--- Start of Records provided ---

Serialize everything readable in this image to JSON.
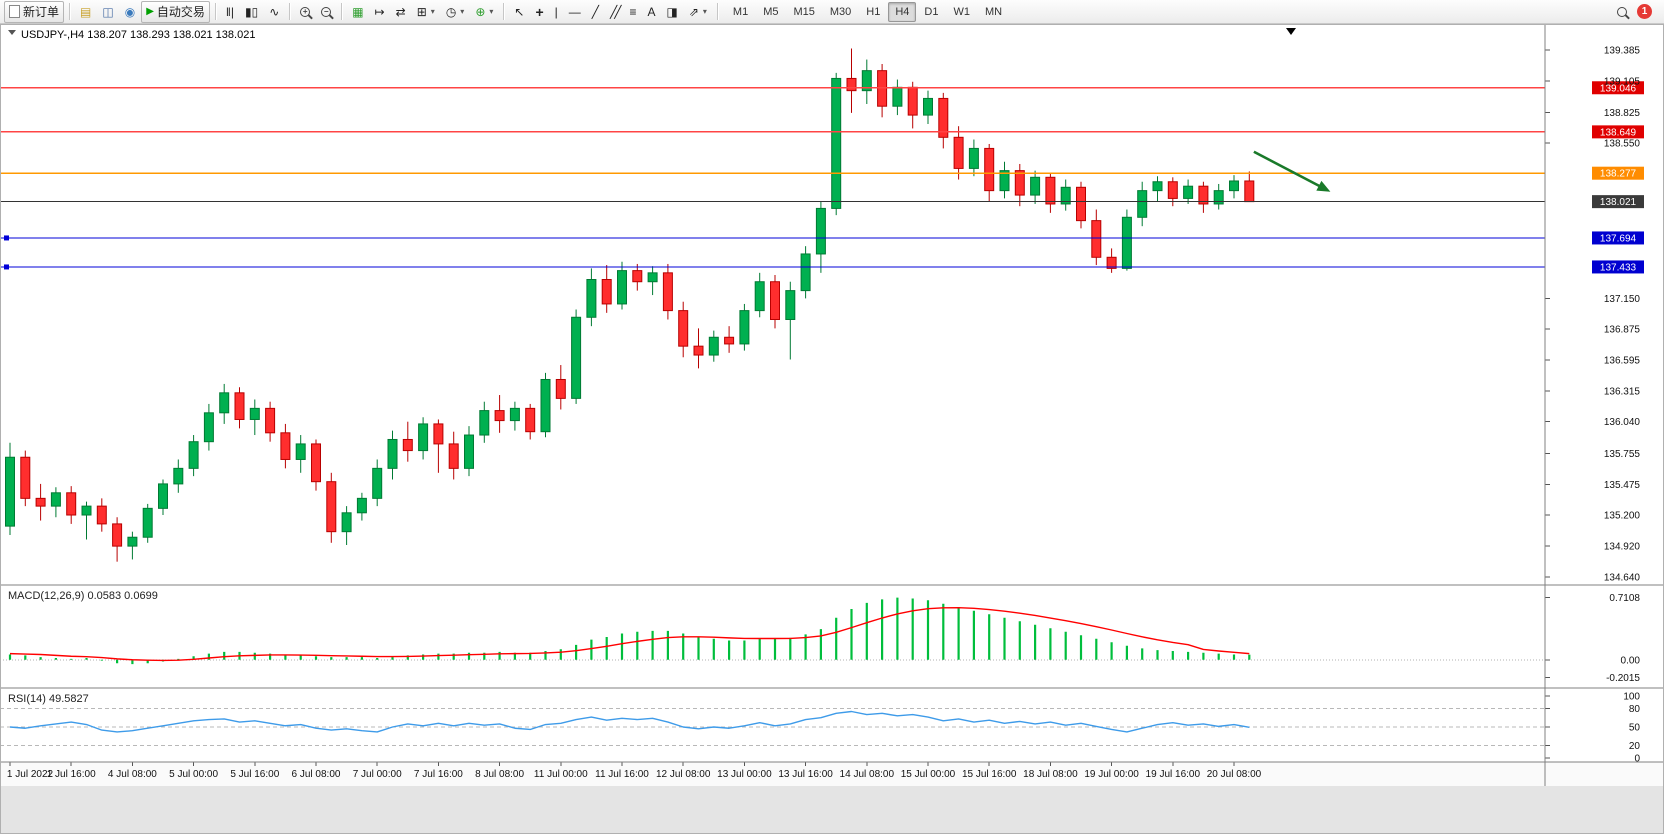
{
  "toolbar": {
    "timeframes": [
      "M1",
      "M5",
      "M15",
      "M30",
      "H1",
      "H4",
      "D1",
      "W1",
      "MN"
    ],
    "active_timeframe": "H4",
    "items": [
      {
        "name": "new-order-button",
        "type": "button",
        "label": "新订单",
        "icon": "page",
        "framed": true
      },
      {
        "type": "sep"
      },
      {
        "name": "symbols-button",
        "icon": "▤",
        "color": "#c8a028"
      },
      {
        "name": "depth-of-market-button",
        "icon": "◫",
        "color": "#4a6fa5"
      },
      {
        "name": "mql5-community-button",
        "icon": "◉",
        "color": "#3a7abd"
      },
      {
        "name": "algo-trading-button",
        "type": "button",
        "label": "自动交易",
        "icon": "play",
        "framed": true
      },
      {
        "type": "sep"
      },
      {
        "name": "bar-chart-button",
        "icon": "‖|"
      },
      {
        "name": "candlestick-chart-button",
        "icon": "▮▯"
      },
      {
        "name": "line-chart-button",
        "icon": "∿"
      },
      {
        "type": "sep"
      },
      {
        "name": "zoom-in-button",
        "icon": "mag+"
      },
      {
        "name": "zoom-out-button",
        "icon": "mag-"
      },
      {
        "type": "sep"
      },
      {
        "name": "tile-windows-button",
        "icon": "▦",
        "color": "#2e9e2e"
      },
      {
        "name": "auto-scroll-button",
        "icon": "↦"
      },
      {
        "name": "chart-shift-button",
        "icon": "⇄"
      },
      {
        "name": "new-chart-button",
        "icon": "⊞",
        "caret": true
      },
      {
        "name": "periods-button",
        "icon": "◷",
        "caret": true
      },
      {
        "name": "indicators-button",
        "icon": "⊕",
        "color": "#2e9e2e",
        "caret": true
      },
      {
        "type": "sep"
      },
      {
        "name": "cursor-button",
        "icon": "↖"
      },
      {
        "name": "crosshair-button",
        "icon": "+"
      },
      {
        "name": "vertical-line-button",
        "icon": "|"
      },
      {
        "name": "horizontal-line-button",
        "icon": "―"
      },
      {
        "name": "trendline-button",
        "icon": "╱"
      },
      {
        "name": "channel-button",
        "icon": "╱╱"
      },
      {
        "name": "fibonacci-button",
        "icon": "≡"
      },
      {
        "name": "text-button",
        "icon": "A"
      },
      {
        "name": "label-button",
        "icon": "◨"
      },
      {
        "name": "shapes-button",
        "icon": "⇗",
        "caret": true
      },
      {
        "type": "sep"
      },
      {
        "type": "timeframes"
      },
      {
        "type": "spacer"
      },
      {
        "name": "search-button",
        "icon": "mag"
      },
      {
        "name": "notifications-badge",
        "type": "badge",
        "label": "1"
      }
    ]
  },
  "chart": {
    "title": "USDJPY-,H4 138.207 138.293 138.021 138.021",
    "symbol": "USDJPY-",
    "period": "H4",
    "open": "138.207",
    "high": "138.293",
    "low": "138.021",
    "close": "138.021"
  },
  "chart_data": {
    "type": "candlestick",
    "symbol": "USDJPY",
    "timeframe": "H4",
    "colors": {
      "bull_fill": "#00B050",
      "bull_stroke": "#007A33",
      "bear_fill": "#FF2E2E",
      "bear_stroke": "#B80000",
      "red_line": "#FF4444",
      "orange_line": "#FF9900",
      "blue_line": "#0000D8",
      "current_price_line": "#333333",
      "macd_histogram": "#00BE3C",
      "macd_signal": "#FF0000",
      "rsi_line": "#3E9BE9",
      "arrow": "#1A7A2A"
    },
    "candles": [
      [
        135.1,
        135.85,
        135.02,
        135.72
      ],
      [
        135.72,
        135.78,
        135.28,
        135.35
      ],
      [
        135.35,
        135.48,
        135.15,
        135.28
      ],
      [
        135.28,
        135.45,
        135.18,
        135.4
      ],
      [
        135.4,
        135.46,
        135.12,
        135.2
      ],
      [
        135.2,
        135.32,
        134.98,
        135.28
      ],
      [
        135.28,
        135.35,
        135.05,
        135.12
      ],
      [
        135.12,
        135.18,
        134.78,
        134.92
      ],
      [
        134.92,
        135.05,
        134.8,
        135.0
      ],
      [
        135.0,
        135.3,
        134.95,
        135.26
      ],
      [
        135.26,
        135.52,
        135.2,
        135.48
      ],
      [
        135.48,
        135.7,
        135.4,
        135.62
      ],
      [
        135.62,
        135.92,
        135.55,
        135.86
      ],
      [
        135.86,
        136.2,
        135.78,
        136.12
      ],
      [
        136.12,
        136.38,
        136.02,
        136.3
      ],
      [
        136.3,
        136.35,
        135.98,
        136.06
      ],
      [
        136.06,
        136.24,
        135.92,
        136.16
      ],
      [
        136.16,
        136.22,
        135.86,
        135.94
      ],
      [
        135.94,
        136.02,
        135.62,
        135.7
      ],
      [
        135.7,
        135.92,
        135.58,
        135.84
      ],
      [
        135.84,
        135.88,
        135.42,
        135.5
      ],
      [
        135.5,
        135.58,
        134.95,
        135.05
      ],
      [
        135.05,
        135.28,
        134.93,
        135.22
      ],
      [
        135.22,
        135.4,
        135.15,
        135.35
      ],
      [
        135.35,
        135.7,
        135.28,
        135.62
      ],
      [
        135.62,
        135.96,
        135.52,
        135.88
      ],
      [
        135.88,
        136.04,
        135.68,
        135.78
      ],
      [
        135.78,
        136.08,
        135.7,
        136.02
      ],
      [
        136.02,
        136.06,
        135.58,
        135.84
      ],
      [
        135.84,
        135.95,
        135.52,
        135.62
      ],
      [
        135.62,
        136.0,
        135.55,
        135.92
      ],
      [
        135.92,
        136.22,
        135.85,
        136.14
      ],
      [
        136.14,
        136.28,
        135.94,
        136.05
      ],
      [
        136.05,
        136.22,
        135.96,
        136.16
      ],
      [
        136.16,
        136.2,
        135.88,
        135.95
      ],
      [
        135.95,
        136.48,
        135.9,
        136.42
      ],
      [
        136.42,
        136.55,
        136.15,
        136.25
      ],
      [
        136.25,
        137.05,
        136.2,
        136.98
      ],
      [
        136.98,
        137.42,
        136.9,
        137.32
      ],
      [
        137.32,
        137.45,
        137.02,
        137.1
      ],
      [
        137.1,
        137.48,
        137.05,
        137.4
      ],
      [
        137.4,
        137.46,
        137.22,
        137.3
      ],
      [
        137.3,
        137.44,
        137.18,
        137.38
      ],
      [
        137.38,
        137.46,
        136.96,
        137.04
      ],
      [
        137.04,
        137.12,
        136.62,
        136.72
      ],
      [
        136.72,
        136.88,
        136.52,
        136.64
      ],
      [
        136.64,
        136.86,
        136.58,
        136.8
      ],
      [
        136.8,
        136.9,
        136.66,
        136.74
      ],
      [
        136.74,
        137.1,
        136.68,
        137.04
      ],
      [
        137.04,
        137.38,
        136.98,
        137.3
      ],
      [
        137.3,
        137.36,
        136.88,
        136.96
      ],
      [
        136.96,
        137.3,
        136.6,
        137.22
      ],
      [
        137.22,
        137.62,
        137.15,
        137.55
      ],
      [
        137.55,
        138.02,
        137.38,
        137.96
      ],
      [
        137.96,
        139.18,
        137.9,
        139.13
      ],
      [
        139.13,
        139.4,
        138.82,
        139.02
      ],
      [
        139.02,
        139.3,
        138.9,
        139.2
      ],
      [
        139.2,
        139.26,
        138.78,
        138.88
      ],
      [
        138.88,
        139.12,
        138.8,
        139.05
      ],
      [
        139.05,
        139.1,
        138.68,
        138.8
      ],
      [
        138.8,
        139.02,
        138.72,
        138.95
      ],
      [
        138.95,
        139.0,
        138.5,
        138.6
      ],
      [
        138.6,
        138.7,
        138.22,
        138.32
      ],
      [
        138.32,
        138.58,
        138.25,
        138.5
      ],
      [
        138.5,
        138.54,
        138.02,
        138.12
      ],
      [
        138.12,
        138.38,
        138.05,
        138.3
      ],
      [
        138.3,
        138.36,
        137.98,
        138.08
      ],
      [
        138.08,
        138.3,
        138.0,
        138.24
      ],
      [
        138.24,
        138.28,
        137.92,
        138.0
      ],
      [
        138.0,
        138.22,
        137.94,
        138.15
      ],
      [
        138.15,
        138.2,
        137.78,
        137.85
      ],
      [
        137.85,
        137.95,
        137.45,
        137.52
      ],
      [
        137.52,
        137.6,
        137.38,
        137.42
      ],
      [
        137.42,
        137.95,
        137.4,
        137.88
      ],
      [
        137.88,
        138.2,
        137.8,
        138.12
      ],
      [
        138.12,
        138.25,
        138.02,
        138.2
      ],
      [
        138.2,
        138.24,
        137.98,
        138.05
      ],
      [
        138.05,
        138.22,
        138.0,
        138.16
      ],
      [
        138.16,
        138.2,
        137.92,
        138.0
      ],
      [
        138.0,
        138.18,
        137.95,
        138.12
      ],
      [
        138.12,
        138.26,
        138.05,
        138.207
      ],
      [
        138.207,
        138.293,
        138.021,
        138.021
      ]
    ],
    "hlines": [
      {
        "price": 139.046,
        "label": "139.046",
        "line_color": "#FF4444",
        "badge_bg": "#E00000",
        "style": "solid"
      },
      {
        "price": 138.649,
        "label": "138.649",
        "line_color": "#FF4444",
        "badge_bg": "#E00000",
        "style": "solid"
      },
      {
        "price": 138.277,
        "label": "138.277",
        "line_color": "#FF9900",
        "badge_bg": "#FF8C00",
        "style": "solid"
      },
      {
        "price": 138.021,
        "label": "138.021",
        "line_color": "#333333",
        "badge_bg": "#3A3A3A",
        "style": "solid",
        "current": true
      },
      {
        "price": 137.694,
        "label": "137.694",
        "line_color": "#0000D8",
        "badge_bg": "#0000D0",
        "style": "solid",
        "handles": true
      },
      {
        "price": 137.433,
        "label": "137.433",
        "line_color": "#0000D8",
        "badge_bg": "#0000D0",
        "style": "solid",
        "handles": true
      }
    ],
    "annotation": {
      "from_index": 81.3,
      "from_price": 138.47,
      "to_index": 86.3,
      "to_price": 138.11
    },
    "price_axis": {
      "labels": [
        {
          "v": 139.385,
          "t": "139.385"
        },
        {
          "v": 139.105,
          "t": "139.105"
        },
        {
          "v": 138.825,
          "t": "138.825"
        },
        {
          "v": 138.55,
          "t": "138.550"
        },
        {
          "v": 137.15,
          "t": "137.150"
        },
        {
          "v": 136.875,
          "t": "136.875"
        },
        {
          "v": 136.595,
          "t": "136.595"
        },
        {
          "v": 136.315,
          "t": "136.315"
        },
        {
          "v": 136.04,
          "t": "136.040"
        },
        {
          "v": 135.755,
          "t": "135.755"
        },
        {
          "v": 135.475,
          "t": "135.475"
        },
        {
          "v": 135.2,
          "t": "135.200"
        },
        {
          "v": 134.92,
          "t": "134.920"
        },
        {
          "v": 134.64,
          "t": "134.640"
        }
      ]
    },
    "time_axis": {
      "stride": 4,
      "labels": [
        "1 Jul 2022",
        "1 Jul 16:00",
        "4 Jul 08:00",
        "5 Jul 00:00",
        "5 Jul 16:00",
        "6 Jul 08:00",
        "7 Jul 00:00",
        "7 Jul 16:00",
        "8 Jul 08:00",
        "11 Jul 00:00",
        "11 Jul 16:00",
        "12 Jul 08:00",
        "13 Jul 00:00",
        "13 Jul 16:00",
        "14 Jul 08:00",
        "15 Jul 00:00",
        "15 Jul 16:00",
        "18 Jul 08:00",
        "19 Jul 00:00",
        "19 Jul 16:00",
        "20 Jul 08:00"
      ]
    },
    "macd": {
      "name": "MACD(12,26,9)",
      "values_text": "0.0583 0.0699",
      "axis": [
        {
          "v": 0.7108,
          "t": "0.7108"
        },
        {
          "v": 0,
          "t": "0.00"
        },
        {
          "v": -0.2015,
          "t": "-0.2015"
        }
      ],
      "histogram": [
        0.06,
        0.05,
        0.03,
        0.02,
        0.01,
        0.02,
        -0.01,
        -0.04,
        -0.05,
        -0.04,
        -0.02,
        0.01,
        0.04,
        0.07,
        0.09,
        0.09,
        0.08,
        0.07,
        0.05,
        0.05,
        0.04,
        0.03,
        0.03,
        0.03,
        0.02,
        0.03,
        0.05,
        0.06,
        0.07,
        0.07,
        0.08,
        0.08,
        0.09,
        0.08,
        0.08,
        0.1,
        0.12,
        0.17,
        0.23,
        0.26,
        0.3,
        0.32,
        0.33,
        0.33,
        0.3,
        0.26,
        0.24,
        0.22,
        0.22,
        0.24,
        0.24,
        0.25,
        0.29,
        0.35,
        0.48,
        0.58,
        0.65,
        0.69,
        0.71,
        0.7,
        0.68,
        0.64,
        0.6,
        0.56,
        0.52,
        0.48,
        0.44,
        0.4,
        0.36,
        0.32,
        0.28,
        0.24,
        0.2,
        0.16,
        0.13,
        0.11,
        0.1,
        0.09,
        0.08,
        0.07,
        0.06,
        0.058
      ],
      "signal": [
        0.07,
        0.065,
        0.06,
        0.05,
        0.04,
        0.035,
        0.025,
        0.01,
        0.0,
        -0.005,
        -0.008,
        -0.005,
        0.005,
        0.02,
        0.035,
        0.045,
        0.05,
        0.055,
        0.055,
        0.054,
        0.051,
        0.047,
        0.043,
        0.04,
        0.037,
        0.036,
        0.038,
        0.042,
        0.048,
        0.052,
        0.058,
        0.062,
        0.068,
        0.07,
        0.072,
        0.078,
        0.086,
        0.103,
        0.128,
        0.154,
        0.183,
        0.21,
        0.234,
        0.253,
        0.262,
        0.262,
        0.258,
        0.25,
        0.244,
        0.243,
        0.243,
        0.244,
        0.253,
        0.272,
        0.314,
        0.367,
        0.424,
        0.477,
        0.524,
        0.559,
        0.583,
        0.594,
        0.595,
        0.588,
        0.574,
        0.555,
        0.532,
        0.506,
        0.477,
        0.446,
        0.413,
        0.378,
        0.34,
        0.3,
        0.262,
        0.228,
        0.198,
        0.172,
        0.118,
        0.1,
        0.085,
        0.07
      ]
    },
    "rsi": {
      "name": "RSI(14)",
      "value_text": "49.5827",
      "axis": [
        {
          "v": 100,
          "t": "100"
        },
        {
          "v": 80,
          "t": "80"
        },
        {
          "v": 50,
          "t": "50"
        },
        {
          "v": 20,
          "t": "20"
        },
        {
          "v": 0,
          "t": "0"
        }
      ],
      "levels": [
        80,
        50,
        20
      ],
      "values": [
        50,
        48,
        52,
        55,
        58,
        54,
        45,
        42,
        44,
        48,
        52,
        56,
        60,
        62,
        63,
        58,
        60,
        56,
        52,
        54,
        48,
        45,
        47,
        44,
        42,
        50,
        55,
        52,
        56,
        52,
        56,
        53,
        55,
        48,
        46,
        54,
        56,
        62,
        66,
        61,
        64,
        62,
        64,
        58,
        50,
        47,
        50,
        48,
        52,
        57,
        52,
        55,
        62,
        65,
        72,
        75,
        70,
        72,
        68,
        70,
        66,
        60,
        63,
        58,
        61,
        56,
        59,
        55,
        58,
        53,
        56,
        51,
        46,
        42,
        48,
        54,
        57,
        53,
        55,
        51,
        54,
        49.58
      ]
    }
  }
}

--- End of Records provided ---

**What is being asked:**
Filter the entries and copy out every line with the word "USDJPY".

**Result of this exercise:**
    "title": "USDJPY-,H4 138.207 138.293 138.021 138.021",
    "symbol": "USDJPY-",
    "symbol": "USDJPY",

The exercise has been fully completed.